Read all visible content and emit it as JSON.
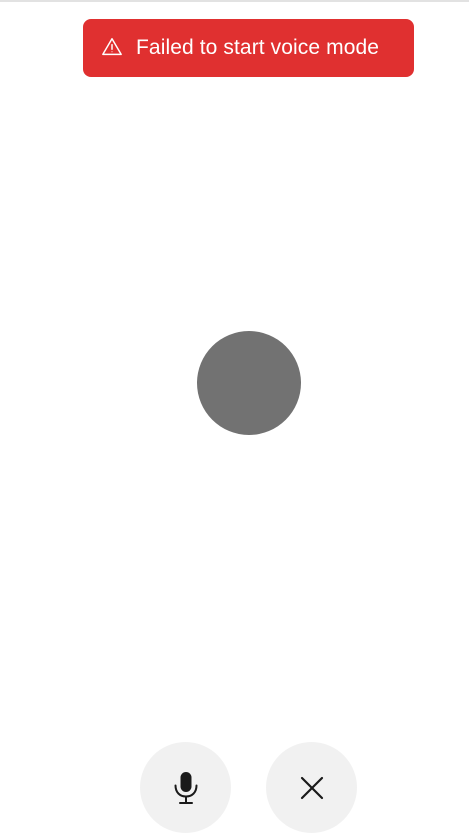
{
  "toast": {
    "icon": "warning-triangle-icon",
    "message": "Failed to start voice mode",
    "background_color": "#e03030",
    "text_color": "#ffffff"
  },
  "voice_orb": {
    "color": "#727272"
  },
  "controls": {
    "mic_icon": "microphone-icon",
    "close_icon": "close-icon",
    "button_background": "#f1f1f1",
    "icon_color": "#1a1a1a"
  }
}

-=-=-=-=-

◆ Aim ◆
Omit the pictures and restate the rest of the records verbatim.

◆ Exercise response ◆
Read all visible content and emit it as JSON.
{
  "toast": {
    "icon": "warning-triangle-icon",
    "message": "Failed to start voice mode",
    "background_color": "#e03030",
    "text_color": "#ffffff"
  },
  "voice_orb": {
    "color": "#727272"
  },
  "controls": {
    "mic_icon": "microphone-icon",
    "close_icon": "close-icon",
    "button_background": "#f1f1f1",
    "icon_color": "#1a1a1a"
  }
}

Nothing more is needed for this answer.